[Extracted data entries]
-.-.-

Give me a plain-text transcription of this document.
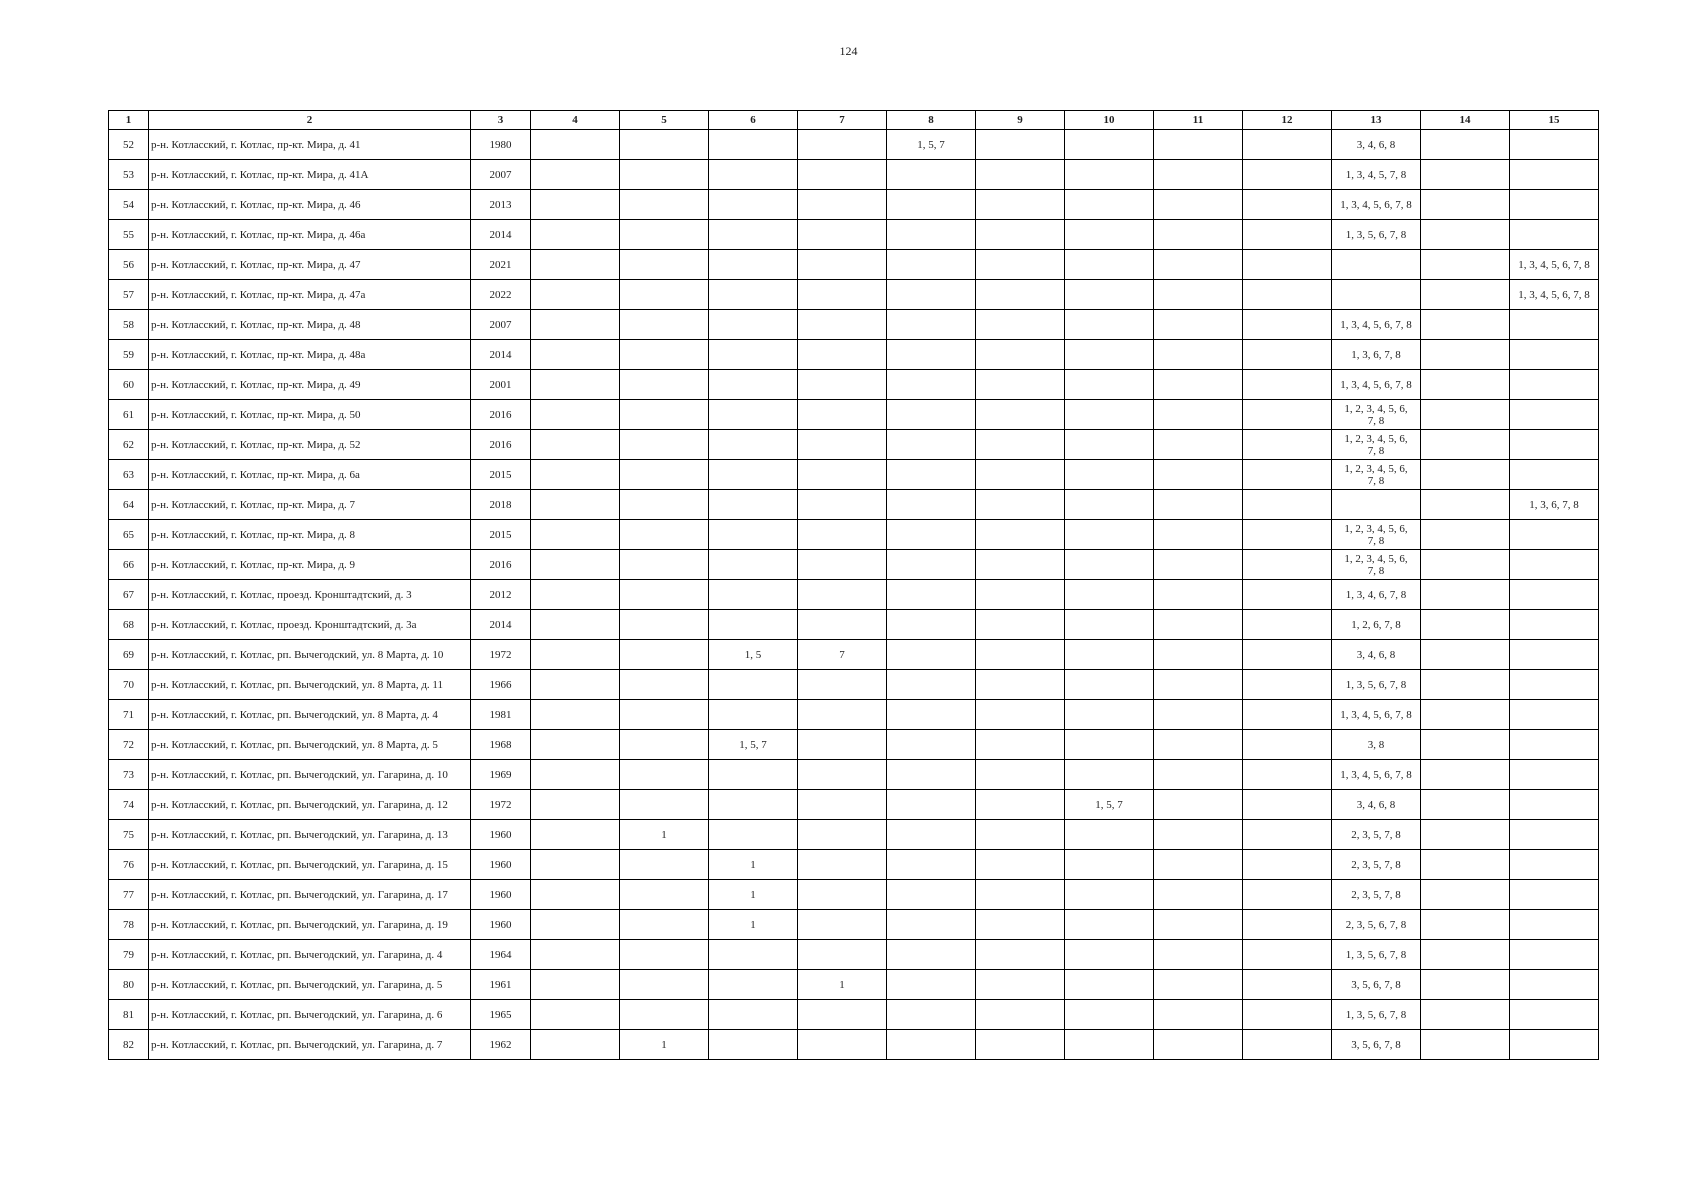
124
1	2	3	4	5	6	7	8	9	10	11	12	13	14	15
52	р-н. Котласский, г. Котлас, пр-кт. Мира, д. 41	1980					1, 5, 7					3, 4, 6, 8		
53	р-н. Котласский, г. Котлас, пр-кт. Мира, д. 41А	2007										1, 3, 4, 5, 7, 8		
54	р-н. Котласский, г. Котлас, пр-кт. Мира, д. 46	2013										1, 3, 4, 5, 6, 7, 8		
55	р-н. Котласский, г. Котлас, пр-кт. Мира, д. 46а	2014										1, 3, 5, 6, 7, 8		
56	р-н. Котласский, г. Котлас, пр-кт. Мира, д. 47	2021												1, 3, 4, 5, 6, 7, 8
57	р-н. Котласский, г. Котлас, пр-кт. Мира, д. 47а	2022												1, 3, 4, 5, 6, 7, 8
58	р-н. Котласский, г. Котлас, пр-кт. Мира, д. 48	2007										1, 3, 4, 5, 6, 7, 8		
59	р-н. Котласский, г. Котлас, пр-кт. Мира, д. 48а	2014										1, 3, 6, 7, 8		
60	р-н. Котласский, г. Котлас, пр-кт. Мира, д. 49	2001										1, 3, 4, 5, 6, 7, 8		
61	р-н. Котласский, г. Котлас, пр-кт. Мира, д. 50	2016										1, 2, 3, 4, 5, 6, 7, 8		
62	р-н. Котласский, г. Котлас, пр-кт. Мира, д. 52	2016										1, 2, 3, 4, 5, 6, 7, 8		
63	р-н. Котласский, г. Котлас, пр-кт. Мира, д. 6а	2015										1, 2, 3, 4, 5, 6, 7, 8		
64	р-н. Котласский, г. Котлас, пр-кт. Мира, д. 7	2018												1, 3, 6, 7, 8
65	р-н. Котласский, г. Котлас, пр-кт. Мира, д. 8	2015										1, 2, 3, 4, 5, 6, 7, 8		
66	р-н. Котласский, г. Котлас, пр-кт. Мира, д. 9	2016										1, 2, 3, 4, 5, 6, 7, 8		
67	р-н. Котласский, г. Котлас, проезд. Кронштадтский, д. 3	2012										1, 3, 4, 6, 7, 8		
68	р-н. Котласский, г. Котлас, проезд. Кронштадтский, д. 3а	2014										1, 2, 6, 7, 8		
69	р-н. Котласский, г. Котлас, рп. Вычегодский, ул. 8 Марта, д. 10	1972			1, 5	7						3, 4, 6, 8		
70	р-н. Котласский, г. Котлас, рп. Вычегодский, ул. 8 Марта, д. 11	1966										1, 3, 5, 6, 7, 8		
71	р-н. Котласский, г. Котлас, рп. Вычегодский, ул. 8 Марта, д. 4	1981										1, 3, 4, 5, 6, 7, 8		
72	р-н. Котласский, г. Котлас, рп. Вычегодский, ул. 8 Марта, д. 5	1968			1, 5, 7							3, 8		
73	р-н. Котласский, г. Котлас, рп. Вычегодский, ул. Гагарина, д. 10	1969										1, 3, 4, 5, 6, 7, 8		
74	р-н. Котласский, г. Котлас, рп. Вычегодский, ул. Гагарина, д. 12	1972							1, 5, 7			3, 4, 6, 8		
75	р-н. Котласский, г. Котлас, рп. Вычегодский, ул. Гагарина, д. 13	1960		1								2, 3, 5, 7, 8		
76	р-н. Котласский, г. Котлас, рп. Вычегодский, ул. Гагарина, д. 15	1960			1							2, 3, 5, 7, 8		
77	р-н. Котласский, г. Котлас, рп. Вычегодский, ул. Гагарина, д. 17	1960			1							2, 3, 5, 7, 8		
78	р-н. Котласский, г. Котлас, рп. Вычегодский, ул. Гагарина, д. 19	1960			1							2, 3, 5, 6, 7, 8		
79	р-н. Котласский, г. Котлас, рп. Вычегодский, ул. Гагарина, д. 4	1964										1, 3, 5, 6, 7, 8		
80	р-н. Котласский, г. Котлас, рп. Вычегодский, ул. Гагарина, д. 5	1961				1						3, 5, 6, 7, 8		
81	р-н. Котласский, г. Котлас, рп. Вычегодский, ул. Гагарина, д. 6	1965										1, 3, 5, 6, 7, 8		
82	р-н. Котласский, г. Котлас, рп. Вычегодский, ул. Гагарина, д. 7	1962		1								3, 5, 6, 7, 8		
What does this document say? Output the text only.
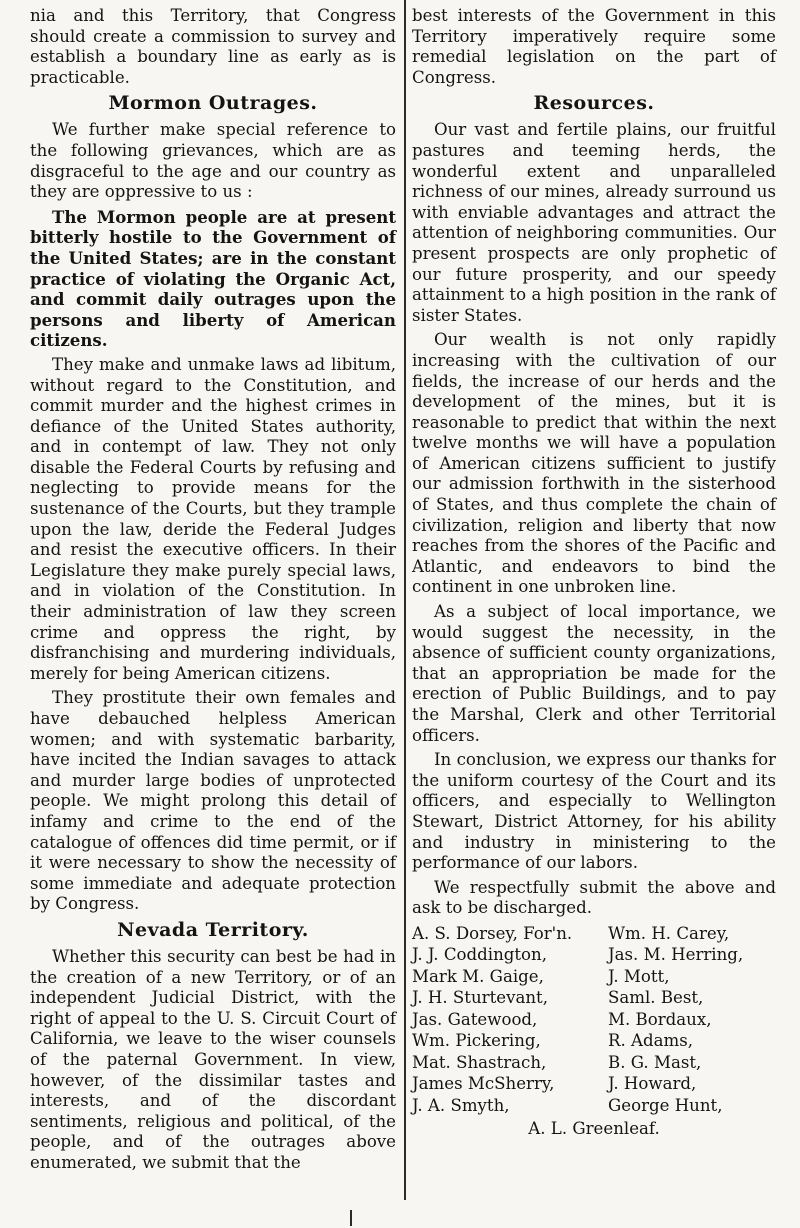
nia and this Territory, that Congress should create a commission to survey and establish a boundary line as early as is practicable.

Mormon Outrages.

We further make special reference to the following grievances, which are as disgraceful to the age and our country as they are oppressive to us :

The Mormon people are at present bitterly hostile to the Government of the United States; are in the constant practice of violating the Organic Act, and commit daily outrages upon the persons and liberty of American citizens.

They make and unmake laws ad libitum, without regard to the Constitution, and commit murder and the highest crimes in defiance of the United States authority, and in contempt of law. They not only disable the Federal Courts by refusing and neglecting to provide means for the sustenance of the Courts, but they trample upon the law, deride the Federal Judges and resist the executive officers. In their Legislature they make purely special laws, and in violation of the Constitution. In their administration of law they screen crime and oppress the right, by disfranchising and murdering individuals, merely for being American citizens.

They prostitute their own females and have debauched helpless American women; and with systematic barbarity, have incited the Indian savages to attack and murder large bodies of unprotected people. We might prolong this detail of infamy and crime to the end of the catalogue of offences did time permit, or if it were necessary to show the necessity of some immediate and adequate protection by Congress.

Nevada Territory.

Whether this security can best be had in the creation of a new Territory, or of an independent Judicial District, with the right of appeal to the U. S. Circuit Court of California, we leave to the wiser counsels of the paternal Government. In view, however, of the dissimilar tastes and interests, and of the discordant sentiments, religious and political, of the people, and of the outrages above enumerated, we submit that the

best interests of the Government in this Territory imperatively require some remedial legislation on the part of Congress.

Resources.

Our vast and fertile plains, our fruitful pastures and teeming herds, the wonderful extent and unparalleled richness of our mines, already surround us with enviable advantages and attract the attention of neighboring communities. Our present prospects are only prophetic of our future prosperity, and our speedy attainment to a high position in the rank of sister States.

Our wealth is not only rapidly increasing with the cultivation of our fields, the increase of our herds and the development of the mines, but it is reasonable to predict that within the next twelve months we will have a population of American citizens sufficient to justify our admission forthwith in the sisterhood of States, and thus complete the chain of civilization, religion and liberty that now reaches from the shores of the Pacific and Atlantic, and endeavors to bind the continent in one unbroken line.

As a subject of local importance, we would suggest the necessity, in the absence of sufficient county organizations, that an appropriation be made for the erection of Public Buildings, and to pay the Marshal, Clerk and other Territorial officers.

In conclusion, we express our thanks for the uniform courtesy of the Court and its officers, and especially to Wellington Stewart, District Attorney, for his ability and industry in ministering to the performance of our labors.

We respectfully submit the above and ask to be discharged.

A. S. Dorsey, For'n.	Wm. H. Carey,
J. J. Coddington,	Jas. M. Herring,
Mark M. Gaige,	J. Mott,
J. H. Sturtevant,	Saml. Best,
Jas. Gatewood,	M. Bordaux,
Wm. Pickering,	R. Adams,
Mat. Shastrach,	B. G. Mast,
James McSherry,	J. Howard,
J. A. Smyth,	George Hunt,
A. L. Greenleaf.
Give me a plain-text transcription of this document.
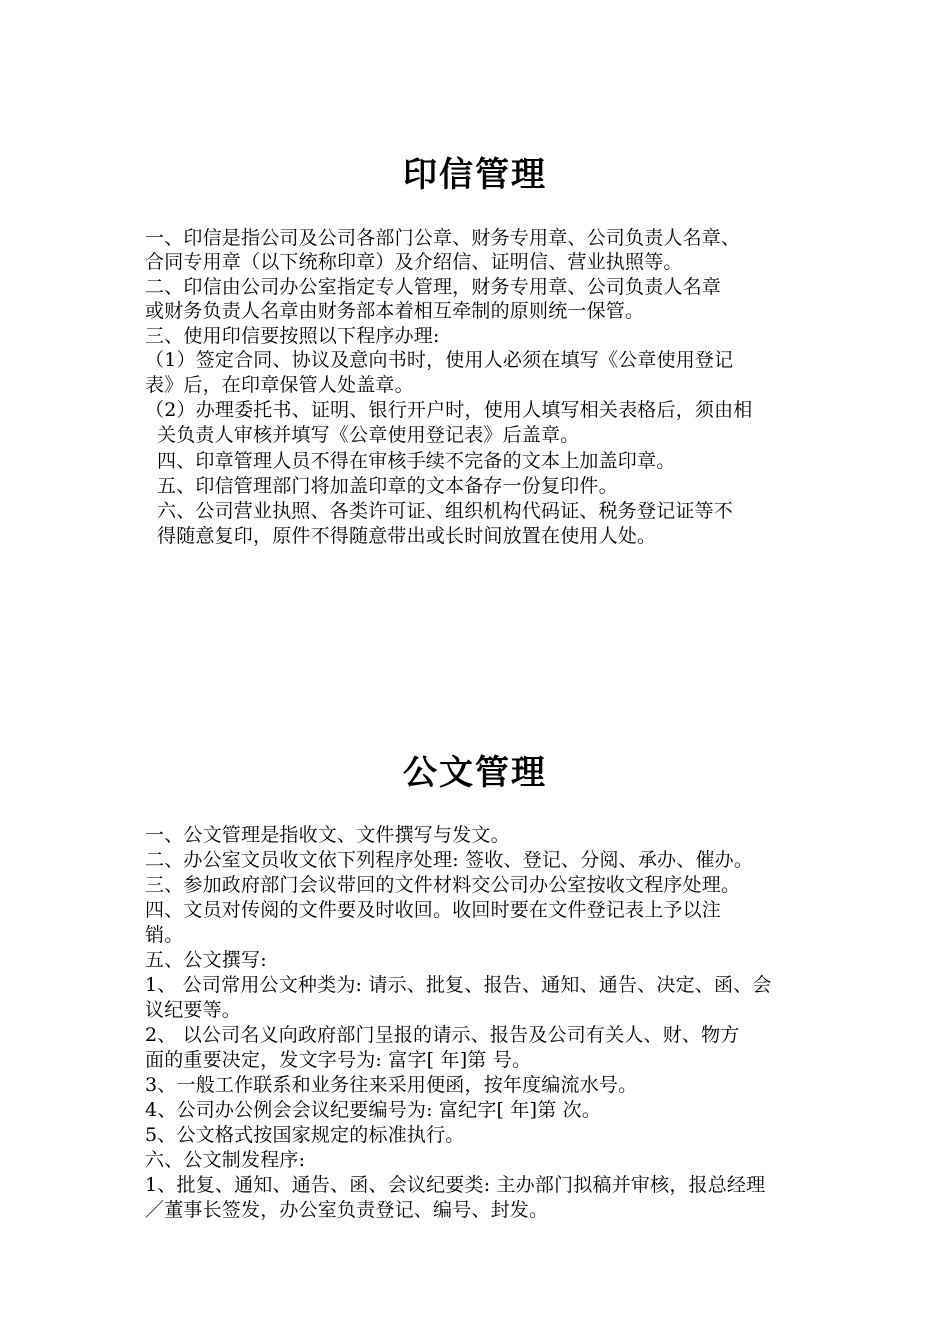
印信管理
一、印信是指公司及公司各部门公章、财务专用章、公司负责人名章、
合同专用章（以下统称印章）及介绍信、证明信、营业执照等。
二、印信由公司办公室指定专人管理，财务专用章、公司负责人名章
或财务负责人名章由财务部本着相互牵制的原则统一保管。
三、使用印信要按照以下程序办理:
（1）签定合同、协议及意向书时，使用人必须在填写《公章使用登记
表》后，在印章保管人处盖章。
（2）办理委托书、证明、银行开户时，使用人填写相关表格后，须由相
关负责人审核并填写《公章使用登记表》后盖章。
四、印章管理人员不得在审核手续不完备的文本上加盖印章。
五、印信管理部门将加盖印章的文本备存一份复印件。
六、公司营业执照、各类许可证、组织机构代码证、税务登记证等不
得随意复印，原件不得随意带出或长时间放置在使用人处。
公文管理
一、公文管理是指收文、文件撰写与发文。
二、办公室文员收文依下列程序处理: 签收、登记、分阅、承办、催办。
三、参加政府部门会议带回的文件材料交公司办公室按收文程序处理。
四、文员对传阅的文件要及时收回。收回时要在文件登记表上予以注
销。
五、公文撰写:
1、 公司常用公文种类为: 请示、批复、报告、通知、通告、决定、函、会
议纪要等。
2、 以公司名义向政府部门呈报的请示、报告及公司有关人、财、物方
面的重要决定，发文字号为: 富字[ 年]第 号。
3、一般工作联系和业务往来采用便函，按年度编流水号。
4、公司办公例会会议纪要编号为: 富纪字[ 年]第 次。
5、公文格式按国家规定的标准执行。
六、公文制发程序:
1、批复、通知、通告、函、会议纪要类: 主办部门拟稿并审核，报总经理
／董事长签发，办公室负责登记、编号、封发。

-.-.-

• Given request:
Scan the data above; copy every line where "财务专用章" appears.

• Completed task:
一、印信是指公司及公司各部门公章、财务专用章、公司负责人名章、
二、印信由公司办公室指定专人管理，财务专用章、公司负责人名章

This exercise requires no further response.